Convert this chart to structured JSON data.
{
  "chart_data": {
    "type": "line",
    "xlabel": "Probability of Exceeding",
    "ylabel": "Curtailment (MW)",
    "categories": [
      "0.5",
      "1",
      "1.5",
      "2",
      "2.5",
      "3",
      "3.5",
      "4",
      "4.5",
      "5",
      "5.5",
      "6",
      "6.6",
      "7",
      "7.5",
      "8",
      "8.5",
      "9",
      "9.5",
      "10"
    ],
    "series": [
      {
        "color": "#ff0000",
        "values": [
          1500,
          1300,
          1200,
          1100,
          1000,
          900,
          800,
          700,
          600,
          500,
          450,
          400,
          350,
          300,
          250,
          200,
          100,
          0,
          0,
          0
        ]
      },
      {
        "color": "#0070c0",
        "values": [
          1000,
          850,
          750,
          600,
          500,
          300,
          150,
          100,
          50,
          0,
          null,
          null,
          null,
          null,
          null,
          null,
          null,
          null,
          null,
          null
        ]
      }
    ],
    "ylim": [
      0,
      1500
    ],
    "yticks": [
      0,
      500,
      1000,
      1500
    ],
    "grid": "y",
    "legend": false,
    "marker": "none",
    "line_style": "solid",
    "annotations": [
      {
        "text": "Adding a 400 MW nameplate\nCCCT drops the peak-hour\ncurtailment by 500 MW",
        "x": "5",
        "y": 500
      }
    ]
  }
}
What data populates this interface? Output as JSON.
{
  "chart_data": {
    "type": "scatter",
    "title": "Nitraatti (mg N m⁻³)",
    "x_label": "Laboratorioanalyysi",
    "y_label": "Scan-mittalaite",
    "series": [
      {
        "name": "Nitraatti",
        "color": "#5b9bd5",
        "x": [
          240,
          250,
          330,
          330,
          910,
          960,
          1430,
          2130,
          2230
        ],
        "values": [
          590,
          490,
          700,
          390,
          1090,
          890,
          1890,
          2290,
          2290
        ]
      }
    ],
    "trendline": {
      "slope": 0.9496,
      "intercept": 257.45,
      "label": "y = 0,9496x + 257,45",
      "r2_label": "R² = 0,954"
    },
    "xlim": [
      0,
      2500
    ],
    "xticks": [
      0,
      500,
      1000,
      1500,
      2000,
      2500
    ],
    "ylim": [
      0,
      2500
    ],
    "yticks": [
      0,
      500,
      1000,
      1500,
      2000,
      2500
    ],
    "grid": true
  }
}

GIVEN INSTRUCTION => Search the listing above for the string "color". Copy every line that contains it.

ANSWER TO THE EXERCISE =>
        "color": "#ff0000",
        "color": "#0070c0",
        "color": "#5b9bd5",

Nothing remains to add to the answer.